PROBLEM STATEMENT
Here are records with pictures in them. Copy all of them exactly and leave the pictures out.

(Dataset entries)
────────────────────────────────────────

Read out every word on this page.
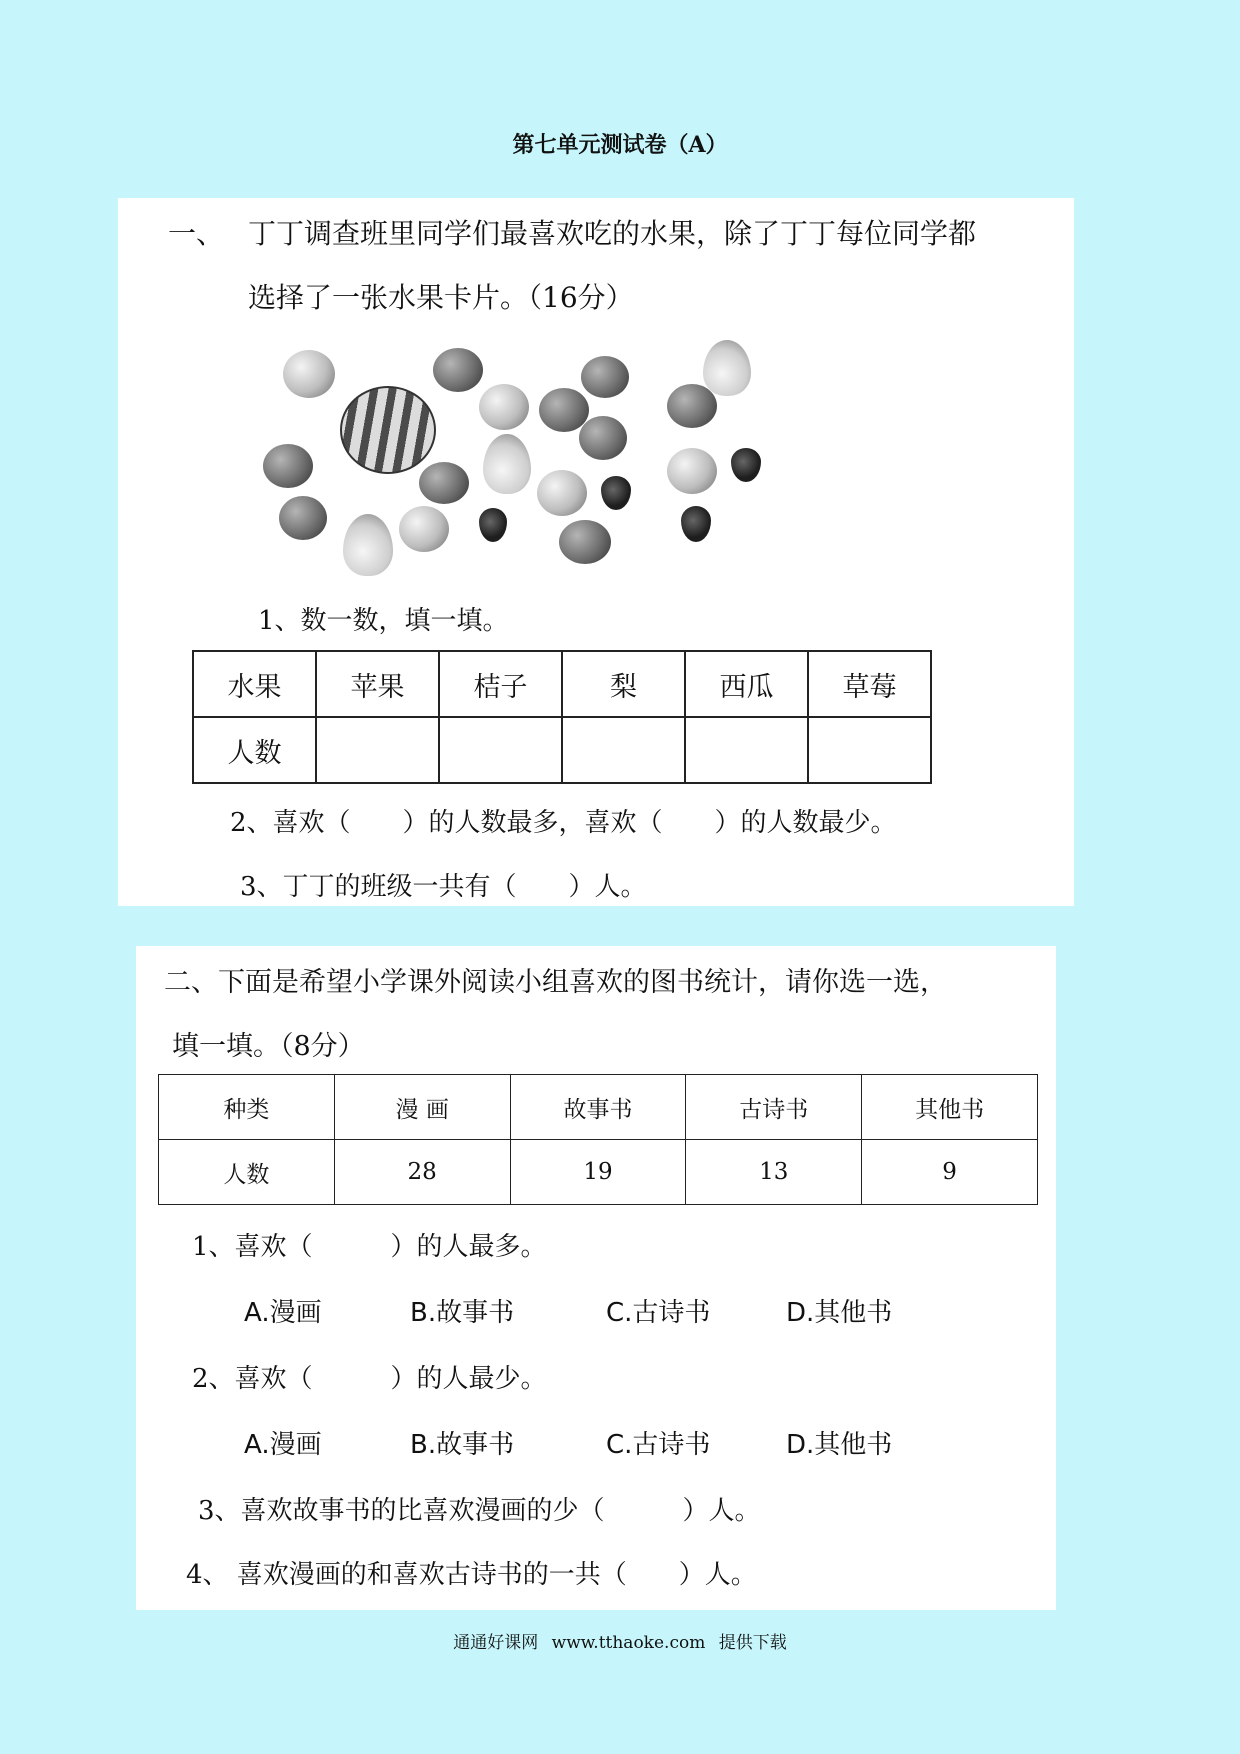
第七单元测试卷（A）
一、 丁丁调查班里同学们最喜欢吃的水果，除了丁丁每位同学都
选择了一张水果卡片。（16分）
1、数一数，填一填。
水果	苹果	桔子	梨	西瓜	草莓
人数					
2、喜欢（　　）的人数最多，喜欢（　　）的人数最少。
3、丁丁的班级一共有（　　）人。
二、下面是希望小学课外阅读小组喜欢的图书统计，请你选一选，
填一填。（8分）
种类	漫 画	故事书	古诗书	其他书
人数	28	19	13	9
1、喜欢（　　　）的人最多。
A.漫画	B.故事书	C.古诗书	D.其他书
2、喜欢（　　　）的人最少。
A.漫画	B.故事书	C.古诗书	D.其他书
3、喜欢故事书的比喜欢漫画的少（　　　）人。
4、 喜欢漫画的和喜欢古诗书的一共（　　）人。
通通好课网 www.tthaoke.com 提供下载
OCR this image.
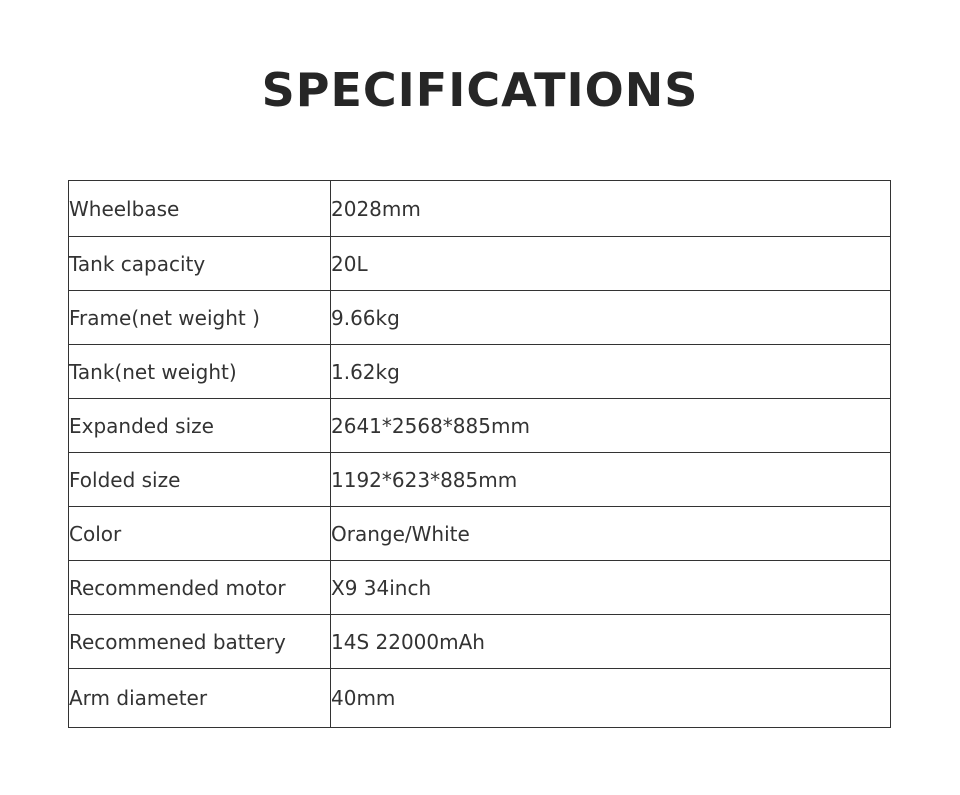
SPECIFICATIONS
Wheelbase	2028mm
Tank capacity	20L
Frame(net weight )	9.66kg
Tank(net weight)	1.62kg
Expanded size	2641*2568*885mm
Folded size	1192*623*885mm
Color	Orange/White
Recommended motor	X9 34inch
Recommened battery	14S 22000mAh
Arm diameter	40mm
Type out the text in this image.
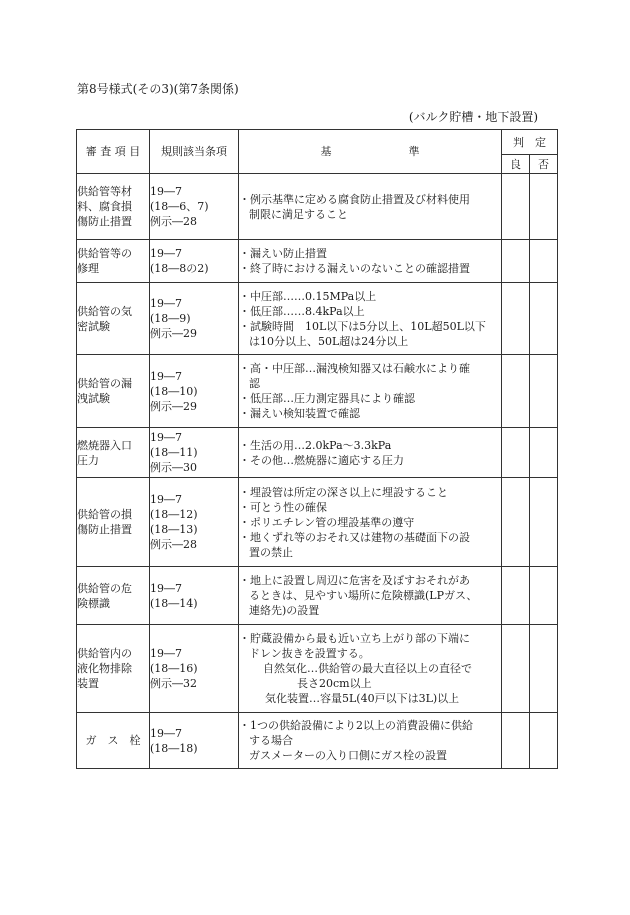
第8号様式(その3)(第7条関係)
(バルク貯槽・地下設置)
審 査 項 目	規則該当条項	基　　　　　　　準	判　定	
			良	否

供給管等材
料、腐食損
傷防止措置	19―7
(18―6、7)
例示―28	・例示基準に定める腐食防止措置及び材料使用
制限に満足すること		

供給管等の
修理	19―7
(18―8の2)	・漏えい防止措置
・終了時における漏えいのないことの確認措置		

供給管の気
密試験	19―7
(18―9)
例示―29	・中圧部……0.15MPa以上
・低圧部……8.4kPa以上
・試験時間　10L以下は5分以上、10L超50L以下
は10分以上、50L超は24分以上		

供給管の漏
洩試験	19―7
(18―10)
例示―29	・高・中圧部…漏洩検知器又は石鹸水により確
認
・低圧部…圧力測定器具により確認
・漏えい検知装置で確認		

燃焼器入口
圧力	19―7
(18―11)
例示―30	・生活の用…2.0kPa～3.3kPa
・その他…燃焼器に適応する圧力		

供給管の損
傷防止措置	19―7
(18―12)
(18―13)
例示―28	・埋設管は所定の深さ以上に埋設すること
・可とう性の確保
・ポリエチレン管の埋設基準の遵守
・地くずれ等のおそれ又は建物の基礎面下の設
置の禁止		

供給管の危
険標識	19―7
(18―14)	・地上に設置し周辺に危害を及ぼすおそれがあ
るときは、見やすい場所に危険標識(LPガス、
連絡先)の設置		

供給管内の
液化物排除
装置	19―7
(18―16)
例示―32	・貯蔵設備から最も近い立ち上がり部の下端に
ドレン抜きを設置する。
自然気化…供給管の最大直径以上の直径で
長さ20cm以上
気化装置…容量5L(40戸以下は3L)以上		

ガ　ス　栓	19―7
(18―18)	・1つの供給設備により2以上の消費設備に供給
する場合
ガスメーターの入り口側にガス栓の設置		
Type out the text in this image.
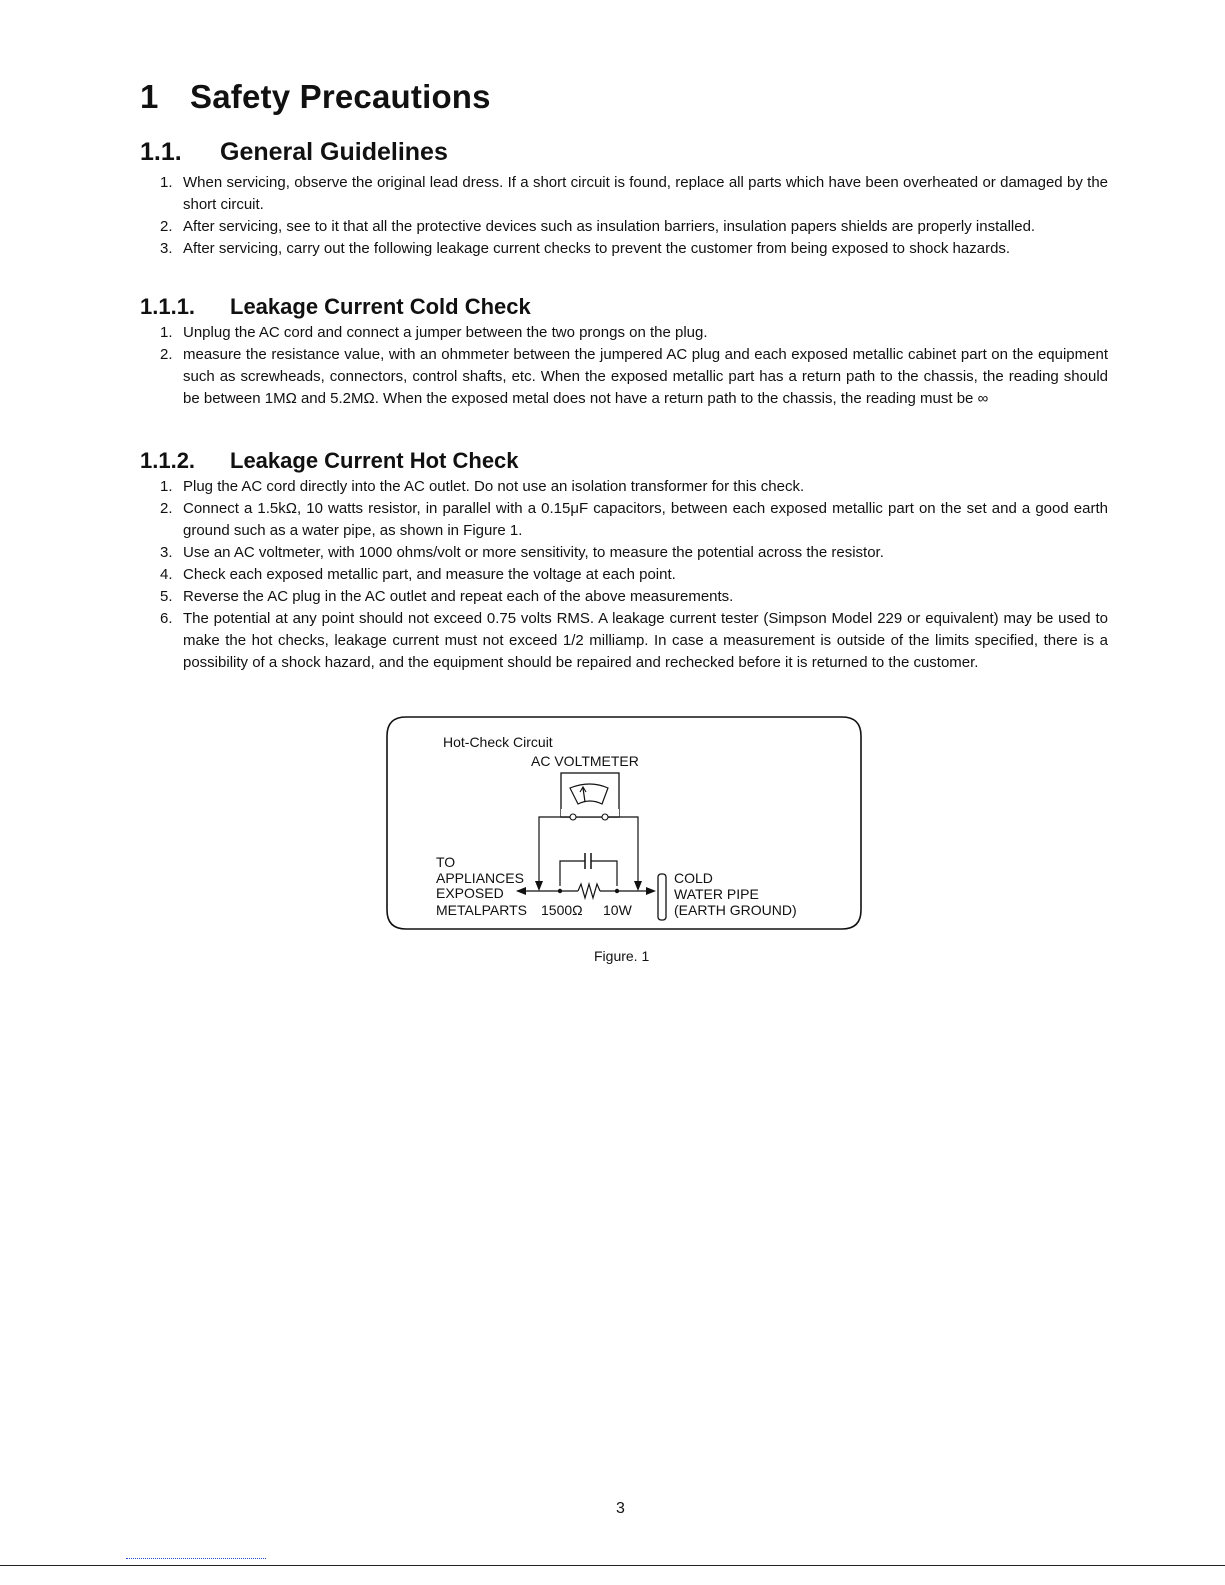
1 Safety Precautions
1.1. General Guidelines
1. When servicing, observe the original lead dress. If a short circuit is found, replace all parts which have been overheated or damaged by the short circuit.
2. After servicing, see to it that all the protective devices such as insulation barriers, insulation papers shields are properly installed.
3. After servicing, carry out the following leakage current checks to prevent the customer from being exposed to shock hazards.
1.1.1. Leakage Current Cold Check
1. Unplug the AC cord and connect a jumper between the two prongs on the plug.
2. measure the resistance value, with an ohmmeter between the jumpered AC plug and each exposed metallic cabinet part on the equipment such as screwheads, connectors, control shafts, etc. When the exposed metallic part has a return path to the chassis, the reading should be between 1MΩ and 5.2MΩ. When the exposed metal does not have a return path to the chassis, the reading must be ∞
1.1.2. Leakage Current Hot Check
1. Plug the AC cord directly into the AC outlet. Do not use an isolation transformer for this check.
2. Connect a 1.5kΩ, 10 watts resistor, in parallel with a 0.15μF capacitors, between each exposed metallic part on the set and a good earth ground such as a water pipe, as shown in Figure 1.
3. Use an AC voltmeter, with 1000 ohms/volt or more sensitivity, to measure the potential across the resistor.
4. Check each exposed metallic part, and measure the voltage at each point.
5. Reverse the AC plug in the AC outlet and repeat each of the above measurements.
6. The potential at any point should not exceed 0.75 volts RMS. A leakage current tester (Simpson Model 229 or equivalent) may be used to make the hot checks, leakage current must not exceed 1/2 milliamp. In case a measurement is outside of the limits specified, there is a possibility of a shock hazard, and the equipment should be repaired and rechecked before it is returned to the customer.
Hot-Check Circuit
AC VOLTMETER
TO
APPLIANCES
EXPOSED
METALPARTS 1500Ω 10W
COLD
WATER PIPE
(EARTH GROUND)
Figure. 1
3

────────────────────────────────────────

COMPLETE RESPONSE
Read out every word on this page.
第七单元测试卷（A）
一、 丁丁调查班里同学们最喜欢吃的水果，除了丁丁每位同学都
选择了一张水果卡片。（16分）
1、数一数，填一填。
水果	苹果	桔子	梨	西瓜	草莓
人数					
2、喜欢（　　）的人数最多，喜欢（　　）的人数最少。
3、丁丁的班级一共有（　　）人。
二、下面是希望小学课外阅读小组喜欢的图书统计，请你选一选，
填一填。（8分）
种类	漫 画	故事书	古诗书	其他书
人数	28	19	13	9
1、喜欢（　　　）的人最多。
A.漫画	B.故事书	C.古诗书	D.其他书
2、喜欢（　　　）的人最少。
A.漫画	B.故事书	C.古诗书	D.其他书
3、喜欢故事书的比喜欢漫画的少（　　　）人。
4、 喜欢漫画的和喜欢古诗书的一共（　　）人。
通通好课网 www.tthaoke.com 提供下载
OCR this image.
SPECIFICATIONS
Wheelbase	2028mm
Tank capacity	20L
Frame(net weight )	9.66kg
Tank(net weight)	1.62kg
Expanded size	2641*2568*885mm
Folded size	1192*623*885mm
Color	Orange/White
Recommended motor	X9 34inch
Recommened battery	14S 22000mAh
Arm diameter	40mm
Type out the text in this image.
第8号様式(その3)(第7条関係)
(バルク貯槽・地下設置)
審 査 項 目	規則該当条項	基　　　　　　　準	判　定	
			良	否

供給管等材
料、腐食損
傷防止措置	19―7
(18―6、7)
例示―28	・例示基準に定める腐食防止措置及び材料使用
制限に満足すること		

供給管等の
修理	19―7
(18―8の2)	・漏えい防止措置
・終了時における漏えいのないことの確認措置		

供給管の気
密試験	19―7
(18―9)
例示―29	・中圧部……0.15MPa以上
・低圧部……8.4kPa以上
・試験時間　10L以下は5分以上、10L超50L以下
は10分以上、50L超は24分以上		

供給管の漏
洩試験	19―7
(18―10)
例示―29	・高・中圧部…漏洩検知器又は石鹸水により確
認
・低圧部…圧力測定器具により確認
・漏えい検知装置で確認		

燃焼器入口
圧力	19―7
(18―11)
例示―30	・生活の用…2.0kPa～3.3kPa
・その他…燃焼器に適応する圧力		

供給管の損
傷防止措置	19―7
(18―12)
(18―13)
例示―28	・埋設管は所定の深さ以上に埋設すること
・可とう性の確保
・ポリエチレン管の埋設基準の遵守
・地くずれ等のおそれ又は建物の基礎面下の設
置の禁止		

供給管の危
険標識	19―7
(18―14)	・地上に設置し周辺に危害を及ぼすおそれがあ
るときは、見やすい場所に危険標識(LPガス、
連絡先)の設置		

供給管内の
液化物排除
装置	19―7
(18―16)
例示―32	・貯蔵設備から最も近い立ち上がり部の下端に
ドレン抜きを設置する。
自然気化…供給管の最大直径以上の直径で
長さ20cm以上
気化装置…容量5L(40戸以下は3L)以上		

ガ　ス　栓	19―7
(18―18)	・1つの供給設備により2以上の消費設備に供給
する場合
ガスメーターの入り口側にガス栓の設置		
Type out the text in this image.
1 Safety Precautions
1.1. General Guidelines
1. When servicing, observe the original lead dress. If a short circuit is found, replace all parts which have been overheated or damaged by the short circuit.
2. After servicing, see to it that all the protective devices such as insulation barriers, insulation papers shields are properly installed.
3. After servicing, carry out the following leakage current checks to prevent the customer from being exposed to shock hazards.
1.1.1. Leakage Current Cold Check
1. Unplug the AC cord and connect a jumper between the two prongs on the plug.
2. measure the resistance value, with an ohmmeter between the jumpered AC plug and each exposed metallic cabinet part on the equipment such as screwheads, connectors, control shafts, etc. When the exposed metallic part has a return path to the chassis, the reading should be between 1MΩ and 5.2MΩ. When the exposed metal does not have a return path to the chassis, the reading must be ∞
1.1.2. Leakage Current Hot Check
1. Plug the AC cord directly into the AC outlet. Do not use an isolation transformer for this check.
2. Connect a 1.5kΩ, 10 watts resistor, in parallel with a 0.15μF capacitors, between each exposed metallic part on the set and a good earth ground such as a water pipe, as shown in Figure 1.
3. Use an AC voltmeter, with 1000 ohms/volt or more sensitivity, to measure the potential across the resistor.
4. Check each exposed metallic part, and measure the voltage at each point.
5. Reverse the AC plug in the AC outlet and repeat each of the above measurements.
6. The potential at any point should not exceed 0.75 volts RMS. A leakage current tester (Simpson Model 229 or equivalent) may be used to make the hot checks, leakage current must not exceed 1/2 milliamp. In case a measurement is outside of the limits specified, there is a possibility of a shock hazard, and the equipment should be repaired and rechecked before it is returned to the customer.
Hot-Check Circuit
AC VOLTMETER
TO
APPLIANCES
EXPOSED
METALPARTS 1500Ω 10W
COLD
WATER PIPE
(EARTH GROUND)
Figure. 1
3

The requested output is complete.